_TASK TO COMPLETE_: Your answer must consist solely of the number of lines that contain the word "Matching".

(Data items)

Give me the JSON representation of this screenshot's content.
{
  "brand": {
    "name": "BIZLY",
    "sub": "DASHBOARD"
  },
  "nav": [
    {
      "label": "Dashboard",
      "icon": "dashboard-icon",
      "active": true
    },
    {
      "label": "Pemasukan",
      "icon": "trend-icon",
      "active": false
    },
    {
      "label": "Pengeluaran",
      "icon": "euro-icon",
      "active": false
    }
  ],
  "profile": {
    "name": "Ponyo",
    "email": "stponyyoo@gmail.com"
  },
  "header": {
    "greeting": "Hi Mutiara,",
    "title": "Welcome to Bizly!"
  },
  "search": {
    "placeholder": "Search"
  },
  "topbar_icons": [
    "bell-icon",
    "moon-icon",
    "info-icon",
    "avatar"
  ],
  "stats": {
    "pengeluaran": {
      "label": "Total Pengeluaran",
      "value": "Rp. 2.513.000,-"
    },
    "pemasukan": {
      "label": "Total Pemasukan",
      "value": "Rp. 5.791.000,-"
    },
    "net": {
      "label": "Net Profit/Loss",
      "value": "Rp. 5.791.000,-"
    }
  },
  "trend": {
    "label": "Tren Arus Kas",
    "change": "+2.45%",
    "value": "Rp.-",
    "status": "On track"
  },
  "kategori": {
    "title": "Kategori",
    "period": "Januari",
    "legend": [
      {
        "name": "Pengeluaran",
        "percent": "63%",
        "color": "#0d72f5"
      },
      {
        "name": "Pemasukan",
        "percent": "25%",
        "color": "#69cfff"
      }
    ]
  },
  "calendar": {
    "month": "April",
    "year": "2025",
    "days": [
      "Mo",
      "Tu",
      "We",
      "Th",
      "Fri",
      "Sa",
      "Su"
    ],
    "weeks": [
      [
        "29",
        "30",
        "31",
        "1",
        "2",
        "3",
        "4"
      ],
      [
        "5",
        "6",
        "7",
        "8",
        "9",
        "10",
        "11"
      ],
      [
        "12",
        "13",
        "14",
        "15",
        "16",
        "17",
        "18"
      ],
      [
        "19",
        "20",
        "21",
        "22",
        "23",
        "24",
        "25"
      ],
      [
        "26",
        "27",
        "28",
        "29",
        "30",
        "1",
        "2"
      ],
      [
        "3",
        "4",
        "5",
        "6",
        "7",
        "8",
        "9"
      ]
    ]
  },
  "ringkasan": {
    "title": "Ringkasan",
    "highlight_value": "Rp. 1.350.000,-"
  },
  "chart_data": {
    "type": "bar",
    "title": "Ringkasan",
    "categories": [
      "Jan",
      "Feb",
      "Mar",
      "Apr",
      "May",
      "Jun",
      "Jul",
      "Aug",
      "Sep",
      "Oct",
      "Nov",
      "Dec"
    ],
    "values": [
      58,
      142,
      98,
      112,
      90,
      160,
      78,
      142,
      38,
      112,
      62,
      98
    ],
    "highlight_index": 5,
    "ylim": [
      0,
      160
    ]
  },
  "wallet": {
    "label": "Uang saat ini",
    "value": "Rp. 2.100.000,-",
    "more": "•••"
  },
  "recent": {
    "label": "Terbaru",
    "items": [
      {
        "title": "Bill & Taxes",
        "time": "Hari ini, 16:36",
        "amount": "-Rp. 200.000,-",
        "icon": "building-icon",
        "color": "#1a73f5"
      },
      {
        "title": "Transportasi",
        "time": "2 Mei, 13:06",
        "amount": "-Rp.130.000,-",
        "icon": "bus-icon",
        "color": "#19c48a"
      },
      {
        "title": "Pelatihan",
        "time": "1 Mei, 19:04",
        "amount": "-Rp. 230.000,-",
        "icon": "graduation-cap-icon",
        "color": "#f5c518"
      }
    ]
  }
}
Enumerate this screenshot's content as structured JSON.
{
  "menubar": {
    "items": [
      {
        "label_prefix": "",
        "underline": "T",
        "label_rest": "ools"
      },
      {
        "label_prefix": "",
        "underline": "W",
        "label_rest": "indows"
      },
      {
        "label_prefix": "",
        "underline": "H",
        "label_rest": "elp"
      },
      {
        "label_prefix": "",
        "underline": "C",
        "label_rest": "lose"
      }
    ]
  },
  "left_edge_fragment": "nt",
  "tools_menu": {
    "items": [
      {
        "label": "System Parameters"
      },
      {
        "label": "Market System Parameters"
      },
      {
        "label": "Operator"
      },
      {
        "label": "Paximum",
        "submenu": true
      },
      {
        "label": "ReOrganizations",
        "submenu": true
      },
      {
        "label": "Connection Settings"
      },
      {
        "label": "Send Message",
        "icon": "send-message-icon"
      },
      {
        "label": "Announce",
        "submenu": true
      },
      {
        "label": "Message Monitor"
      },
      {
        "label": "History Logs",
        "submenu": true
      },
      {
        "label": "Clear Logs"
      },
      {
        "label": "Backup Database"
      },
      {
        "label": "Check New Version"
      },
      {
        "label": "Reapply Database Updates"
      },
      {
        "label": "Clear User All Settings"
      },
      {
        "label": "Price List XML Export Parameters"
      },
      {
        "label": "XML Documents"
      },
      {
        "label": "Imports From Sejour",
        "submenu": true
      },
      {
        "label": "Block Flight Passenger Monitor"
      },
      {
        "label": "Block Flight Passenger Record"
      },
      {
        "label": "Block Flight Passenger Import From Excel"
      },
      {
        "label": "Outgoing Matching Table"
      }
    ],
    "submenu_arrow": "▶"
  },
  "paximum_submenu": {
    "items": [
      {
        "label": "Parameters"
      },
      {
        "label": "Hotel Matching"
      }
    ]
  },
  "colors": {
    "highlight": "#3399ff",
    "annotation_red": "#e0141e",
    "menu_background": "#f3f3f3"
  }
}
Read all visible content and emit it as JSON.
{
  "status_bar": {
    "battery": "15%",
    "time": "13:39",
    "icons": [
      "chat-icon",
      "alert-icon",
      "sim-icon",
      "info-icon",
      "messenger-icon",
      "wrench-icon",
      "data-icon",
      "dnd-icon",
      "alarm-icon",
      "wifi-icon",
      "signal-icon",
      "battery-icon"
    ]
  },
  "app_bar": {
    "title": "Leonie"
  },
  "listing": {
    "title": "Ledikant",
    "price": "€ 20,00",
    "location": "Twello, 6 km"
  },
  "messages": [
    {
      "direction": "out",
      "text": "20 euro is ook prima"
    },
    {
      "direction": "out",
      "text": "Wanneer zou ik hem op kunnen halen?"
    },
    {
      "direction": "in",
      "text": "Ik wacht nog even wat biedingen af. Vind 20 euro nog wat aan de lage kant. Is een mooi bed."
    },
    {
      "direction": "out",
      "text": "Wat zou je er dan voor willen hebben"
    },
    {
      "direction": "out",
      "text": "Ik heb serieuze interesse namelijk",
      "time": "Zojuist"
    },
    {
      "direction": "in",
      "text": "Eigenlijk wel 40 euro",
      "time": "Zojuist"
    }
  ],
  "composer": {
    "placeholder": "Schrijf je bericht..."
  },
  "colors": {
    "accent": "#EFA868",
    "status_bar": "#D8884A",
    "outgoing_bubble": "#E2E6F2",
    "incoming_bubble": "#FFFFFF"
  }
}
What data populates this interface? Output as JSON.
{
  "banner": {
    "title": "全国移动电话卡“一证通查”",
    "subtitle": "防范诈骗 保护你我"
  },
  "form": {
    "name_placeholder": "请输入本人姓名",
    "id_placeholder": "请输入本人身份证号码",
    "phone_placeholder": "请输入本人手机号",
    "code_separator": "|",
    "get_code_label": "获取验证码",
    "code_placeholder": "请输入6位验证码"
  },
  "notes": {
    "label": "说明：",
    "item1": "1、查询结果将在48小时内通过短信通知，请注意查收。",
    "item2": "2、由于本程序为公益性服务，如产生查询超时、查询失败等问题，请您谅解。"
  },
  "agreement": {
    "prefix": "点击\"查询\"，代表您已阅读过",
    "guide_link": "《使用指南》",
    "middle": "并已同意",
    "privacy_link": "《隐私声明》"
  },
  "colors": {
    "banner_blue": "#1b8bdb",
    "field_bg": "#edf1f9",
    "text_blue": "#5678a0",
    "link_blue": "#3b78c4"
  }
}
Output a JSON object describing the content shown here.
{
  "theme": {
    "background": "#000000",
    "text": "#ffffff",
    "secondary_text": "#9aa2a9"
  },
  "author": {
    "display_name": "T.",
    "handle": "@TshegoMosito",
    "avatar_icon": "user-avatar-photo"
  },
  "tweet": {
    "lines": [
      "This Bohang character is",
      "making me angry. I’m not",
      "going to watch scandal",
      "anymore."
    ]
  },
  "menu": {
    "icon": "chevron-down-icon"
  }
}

_REPLY_: 2